[Start]
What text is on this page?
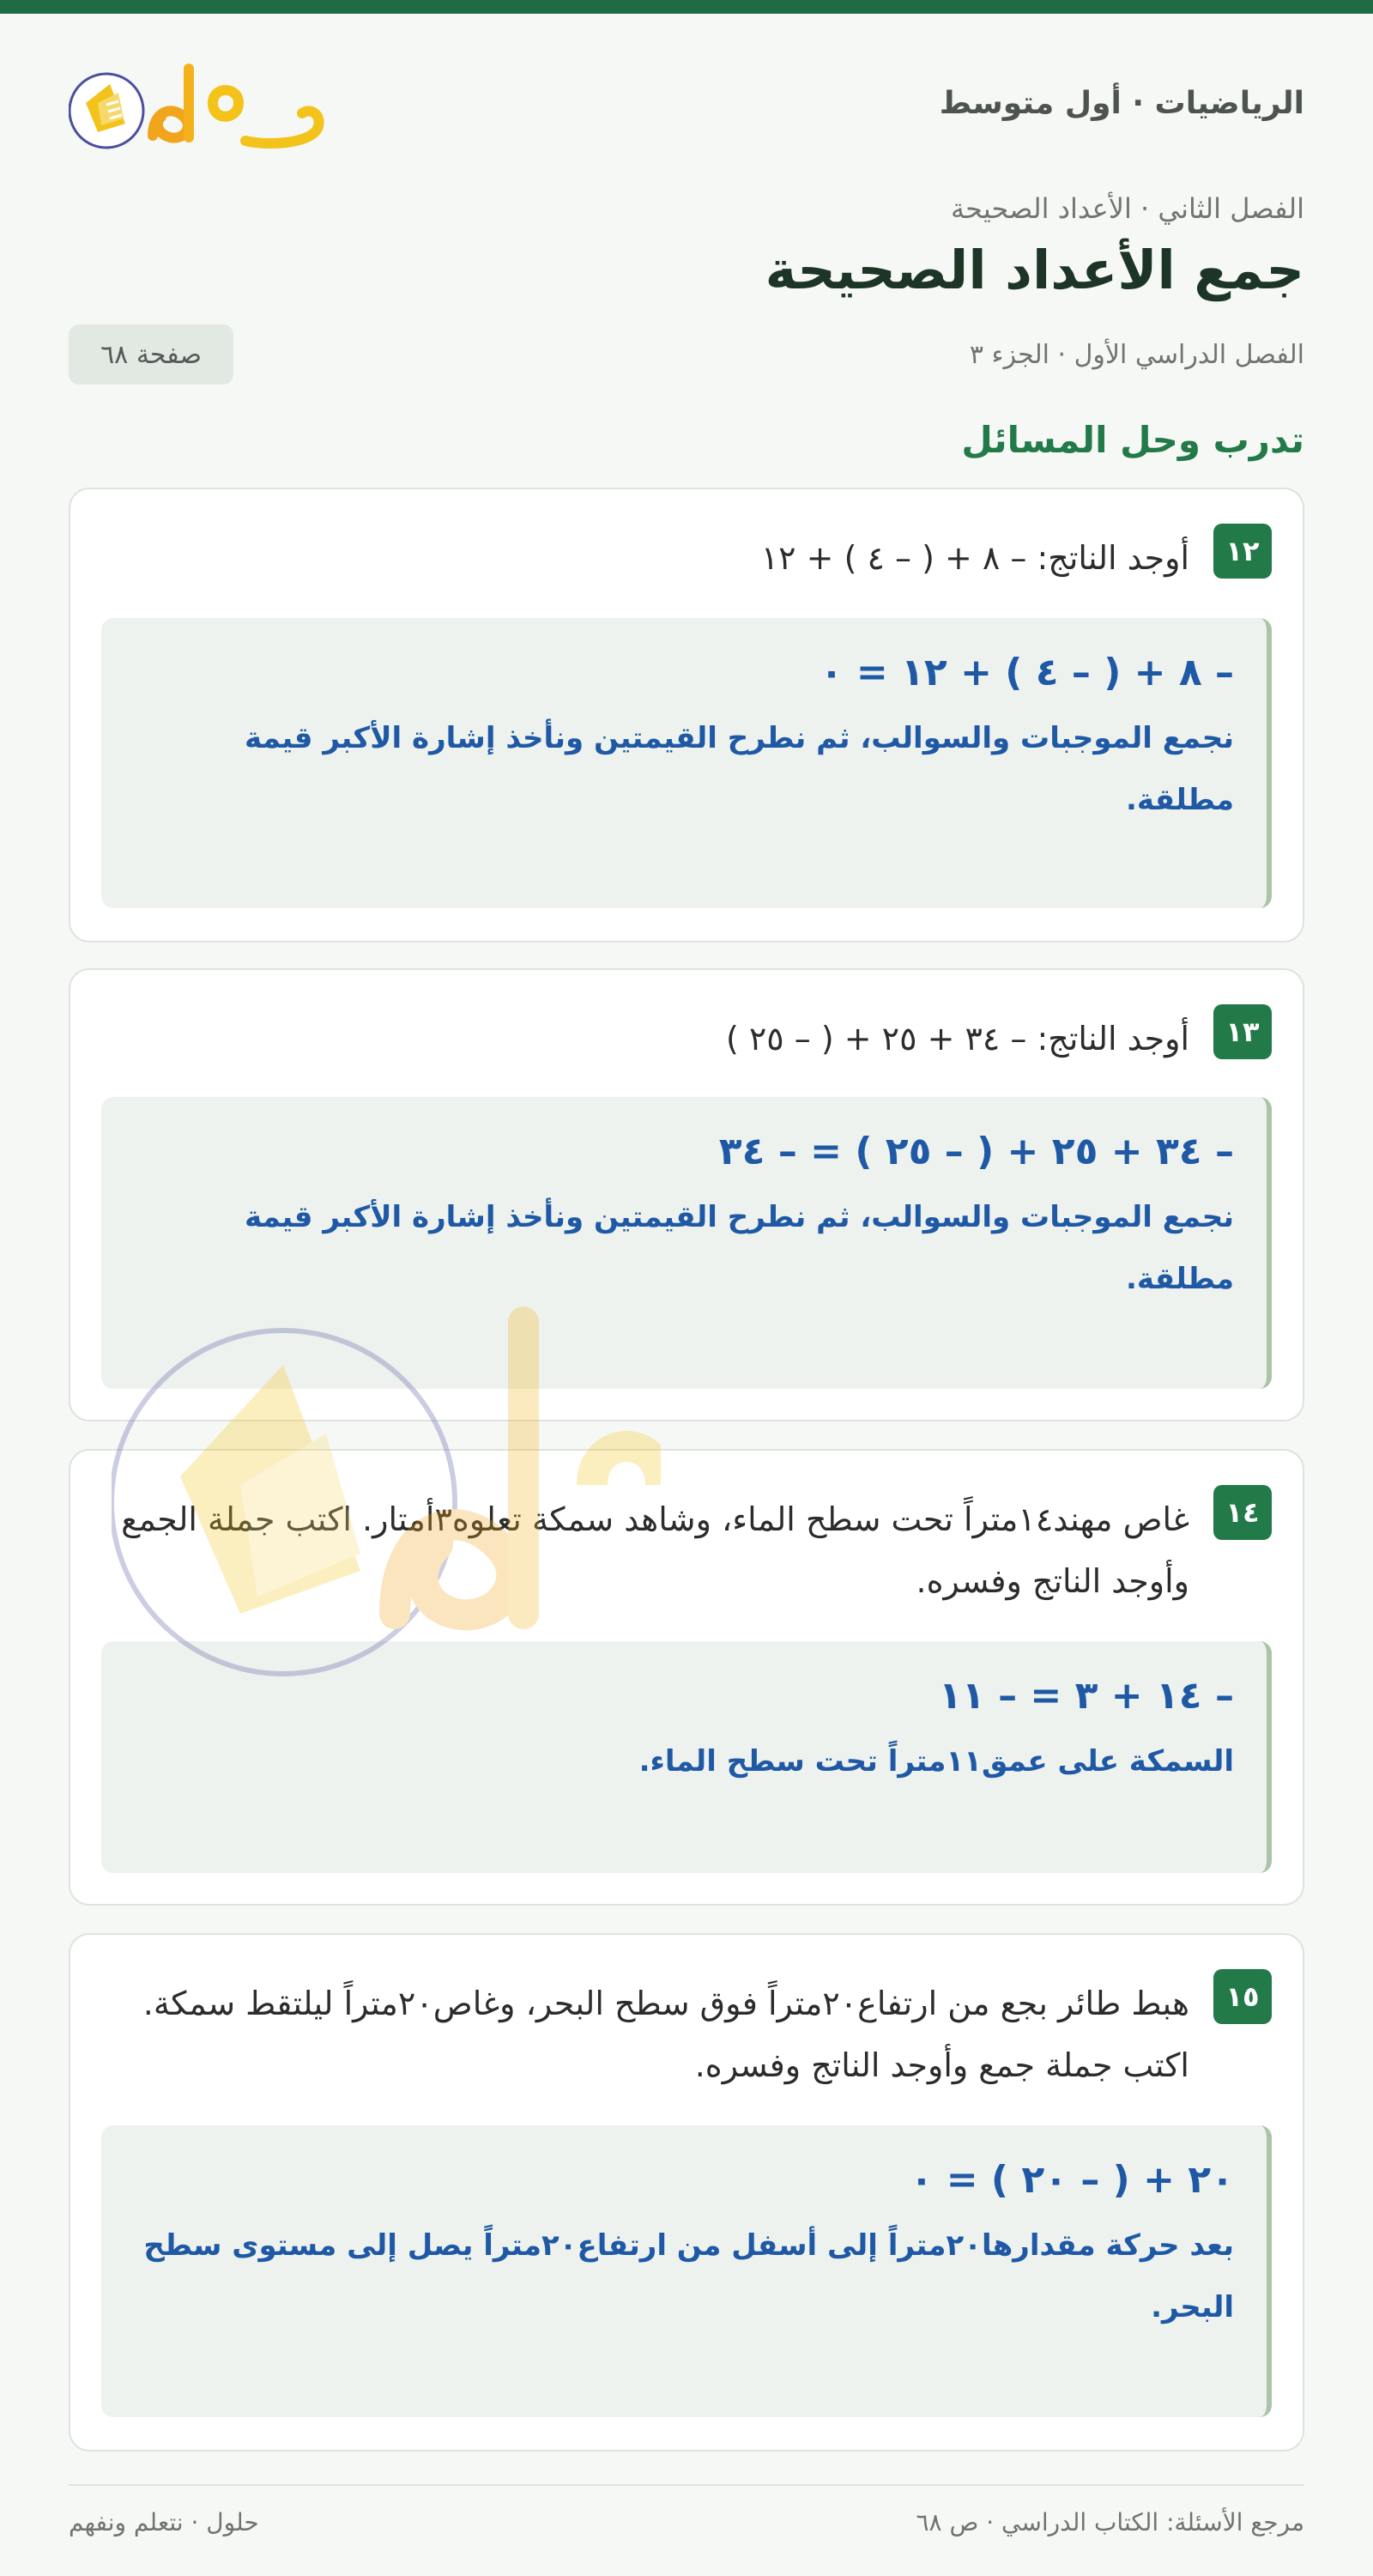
الرياضيات · أول متوسط
الفصل الثاني · الأعداد الصحيحة
جمع الأعداد الصحيحة
الفصل الدراسي الأول · الجزء ٣
صفحة ٦٨
تدرب وحل المسائل
١٢
أوجد الناتج: – ٨ + ( – ٤ ) + ١٢
– ٨ + ( – ٤ ) + ١٢ = ٠
نجمع الموجبات والسوالب، ثم نطرح القيمتين ونأخذ إشارة الأكبر قيمة مطلقة.
١٣
أوجد الناتج: – ٣٤ + ٢٥ + ( – ٢٥ )
– ٣٤ + ٢٥ + ( – ٢٥ ) = – ٣٤
نجمع الموجبات والسوالب، ثم نطرح القيمتين ونأخذ إشارة الأكبر قيمة مطلقة.
١٤
غاص مهند١٤متراً تحت سطح الماء، وشاهد سمكة تعلوه٣أمتار. اكتب جملة الجمع وأوجد الناتج وفسره.
– ١٤ + ٣ = – ١١
السمكة على عمق١١متراً تحت سطح الماء.
١٥
هبط طائر بجع من ارتفاع٢٠متراً فوق سطح البحر، وغاص٢٠متراً ليلتقط سمكة. اكتب جملة جمع وأوجد الناتج وفسره.
٢٠ + ( – ٢٠ ) = ٠
بعد حركة مقدارها٢٠متراً إلى أسفل من ارتفاع٢٠متراً يصل إلى مستوى سطح البحر.
مرجع الأسئلة: الكتاب الدراسي · ص ٦٨
حلول · نتعلم ونفهم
[End]
* **What you will do**
Copy all of the entries verbatim, leaving out any pictures they contain.

* **Answer in full**
What text is on this page?
الرياضيات · أول متوسط
الفصل الثاني · الأعداد الصحيحة
جمع الأعداد الصحيحة
الفصل الدراسي الأول · الجزء ٣
صفحة ٦٨
تدرب وحل المسائل
١٢
أوجد الناتج: – ٨ + ( – ٤ ) + ١٢
– ٨ + ( – ٤ ) + ١٢ = ٠
نجمع الموجبات والسوالب، ثم نطرح القيمتين ونأخذ إشارة الأكبر قيمة مطلقة.
١٣
أوجد الناتج: – ٣٤ + ٢٥ + ( – ٢٥ )
– ٣٤ + ٢٥ + ( – ٢٥ ) = – ٣٤
نجمع الموجبات والسوالب، ثم نطرح القيمتين ونأخذ إشارة الأكبر قيمة مطلقة.
١٤
غاص مهند١٤متراً تحت سطح الماء، وشاهد سمكة تعلوه٣أمتار. اكتب جملة الجمع وأوجد الناتج وفسره.
– ١٤ + ٣ = – ١١
السمكة على عمق١١متراً تحت سطح الماء.
١٥
هبط طائر بجع من ارتفاع٢٠متراً فوق سطح البحر، وغاص٢٠متراً ليلتقط سمكة. اكتب جملة جمع وأوجد الناتج وفسره.
٢٠ + ( – ٢٠ ) = ٠
بعد حركة مقدارها٢٠متراً إلى أسفل من ارتفاع٢٠متراً يصل إلى مستوى سطح البحر.
مرجع الأسئلة: الكتاب الدراسي · ص ٦٨
حلول · نتعلم ونفهم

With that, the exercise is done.